■ WRITTEN TASK: Copy the lines word for word, starting with the first line and ending with the line that contains "In FIG. 4, the lugs 10x is at (340, 213).", including both of those lines.

■ RECORD SET:

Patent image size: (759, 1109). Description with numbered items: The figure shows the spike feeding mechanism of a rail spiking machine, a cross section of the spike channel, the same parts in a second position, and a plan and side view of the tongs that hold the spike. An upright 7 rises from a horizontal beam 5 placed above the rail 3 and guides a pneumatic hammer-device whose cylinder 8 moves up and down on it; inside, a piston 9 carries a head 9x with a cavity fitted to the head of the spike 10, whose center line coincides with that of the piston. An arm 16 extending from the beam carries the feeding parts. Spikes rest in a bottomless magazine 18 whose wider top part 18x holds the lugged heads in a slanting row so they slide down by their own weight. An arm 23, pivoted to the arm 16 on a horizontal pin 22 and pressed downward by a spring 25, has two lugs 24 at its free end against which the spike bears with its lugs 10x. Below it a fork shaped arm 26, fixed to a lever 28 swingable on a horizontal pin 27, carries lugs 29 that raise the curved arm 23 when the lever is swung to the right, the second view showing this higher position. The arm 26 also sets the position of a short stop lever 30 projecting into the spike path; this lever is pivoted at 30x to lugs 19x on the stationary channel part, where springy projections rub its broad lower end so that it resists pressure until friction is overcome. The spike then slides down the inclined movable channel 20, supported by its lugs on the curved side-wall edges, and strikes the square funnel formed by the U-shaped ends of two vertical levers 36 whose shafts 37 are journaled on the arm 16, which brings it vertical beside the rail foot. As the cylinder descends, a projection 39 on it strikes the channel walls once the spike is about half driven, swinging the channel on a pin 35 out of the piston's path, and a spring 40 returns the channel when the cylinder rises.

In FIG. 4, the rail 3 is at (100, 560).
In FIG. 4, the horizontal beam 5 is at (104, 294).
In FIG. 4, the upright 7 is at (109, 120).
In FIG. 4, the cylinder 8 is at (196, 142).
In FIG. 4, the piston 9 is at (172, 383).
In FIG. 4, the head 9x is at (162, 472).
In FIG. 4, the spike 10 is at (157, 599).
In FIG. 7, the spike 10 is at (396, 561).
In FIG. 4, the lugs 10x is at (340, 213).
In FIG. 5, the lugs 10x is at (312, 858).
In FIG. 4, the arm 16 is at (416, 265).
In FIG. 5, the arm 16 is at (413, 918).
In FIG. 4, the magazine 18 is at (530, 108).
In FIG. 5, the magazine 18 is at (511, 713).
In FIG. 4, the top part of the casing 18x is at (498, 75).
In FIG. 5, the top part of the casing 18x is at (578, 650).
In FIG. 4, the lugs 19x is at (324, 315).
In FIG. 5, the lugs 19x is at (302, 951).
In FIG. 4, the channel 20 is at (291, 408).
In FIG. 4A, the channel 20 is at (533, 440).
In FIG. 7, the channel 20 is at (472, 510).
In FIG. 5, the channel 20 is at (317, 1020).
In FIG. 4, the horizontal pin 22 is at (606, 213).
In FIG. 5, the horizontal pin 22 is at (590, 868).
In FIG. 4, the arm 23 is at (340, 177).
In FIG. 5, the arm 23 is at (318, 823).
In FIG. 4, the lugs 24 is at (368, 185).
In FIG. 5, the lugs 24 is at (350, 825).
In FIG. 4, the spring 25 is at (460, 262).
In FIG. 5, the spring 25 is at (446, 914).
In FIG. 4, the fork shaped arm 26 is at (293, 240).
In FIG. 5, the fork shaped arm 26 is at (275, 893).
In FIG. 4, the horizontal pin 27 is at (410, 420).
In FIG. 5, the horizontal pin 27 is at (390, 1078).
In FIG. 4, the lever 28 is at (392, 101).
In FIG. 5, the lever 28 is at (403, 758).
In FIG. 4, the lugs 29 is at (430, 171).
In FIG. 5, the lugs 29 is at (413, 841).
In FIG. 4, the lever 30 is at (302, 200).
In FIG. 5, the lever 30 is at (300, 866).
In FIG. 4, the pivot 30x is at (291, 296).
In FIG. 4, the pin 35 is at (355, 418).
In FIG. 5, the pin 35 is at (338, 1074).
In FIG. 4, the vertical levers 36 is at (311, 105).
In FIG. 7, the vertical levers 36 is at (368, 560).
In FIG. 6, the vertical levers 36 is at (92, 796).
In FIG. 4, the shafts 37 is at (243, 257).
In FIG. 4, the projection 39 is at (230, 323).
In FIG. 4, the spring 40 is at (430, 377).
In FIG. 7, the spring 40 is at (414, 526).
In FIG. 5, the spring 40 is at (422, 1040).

■ TASK RESULT:
Patent image size: (759, 1109). Description with numbered items: The figure shows the spike feeding mechanism of a rail spiking machine, a cross section of the spike channel, the same parts in a second position, and a plan and side view of the tongs that hold the spike. An upright 7 rises from a horizontal beam 5 placed above the rail 3 and guides a pneumatic hammer-device whose cylinder 8 moves up and down on it; inside, a piston 9 carries a head 9x with a cavity fitted to the head of the spike 10, whose center line coincides with that of the piston. An arm 16 extending from the beam carries the feeding parts. Spikes rest in a bottomless magazine 18 whose wider top part 18x holds the lugged heads in a slanting row so they slide down by their own weight. An arm 23, pivoted to the arm 16 on a horizontal pin 22 and pressed downward by a spring 25, has two lugs 24 at its free end against which the spike bears with its lugs 10x. Below it a fork shaped arm 26, fixed to a lever 28 swingable on a horizontal pin 27, carries lugs 29 that raise the curved arm 23 when the lever is swung to the right, the second view showing this higher position. The arm 26 also sets the position of a short stop lever 30 projecting into the spike path; this lever is pivoted at 30x to lugs 19x on the stationary channel part, where springy projections rub its broad lower end so that it resists pressure until friction is overcome. The spike then slides down the inclined movable channel 20, supported by its lugs on the curved side-wall edges, and strikes the square funnel formed by the U-shaped ends of two vertical levers 36 whose shafts 37 are journaled on the arm 16, which brings it vertical beside the rail foot. As the cylinder descends, a projection 39 on it strikes the channel walls once the spike is about half driven, swinging the channel on a pin 35 out of the piston's path, and a spring 40 returns the channel when the cylinder rises.

In FIG. 4, the rail 3 is at (100, 560).
In FIG. 4, the horizontal beam 5 is at (104, 294).
In FIG. 4, the upright 7 is at (109, 120).
In FIG. 4, the cylinder 8 is at (196, 142).
In FIG. 4, the piston 9 is at (172, 383).
In FIG. 4, the head 9x is at (162, 472).
In FIG. 4, the spike 10 is at (157, 599).
In FIG. 7, the spike 10 is at (396, 561).
In FIG. 4, the lugs 10x is at (340, 213).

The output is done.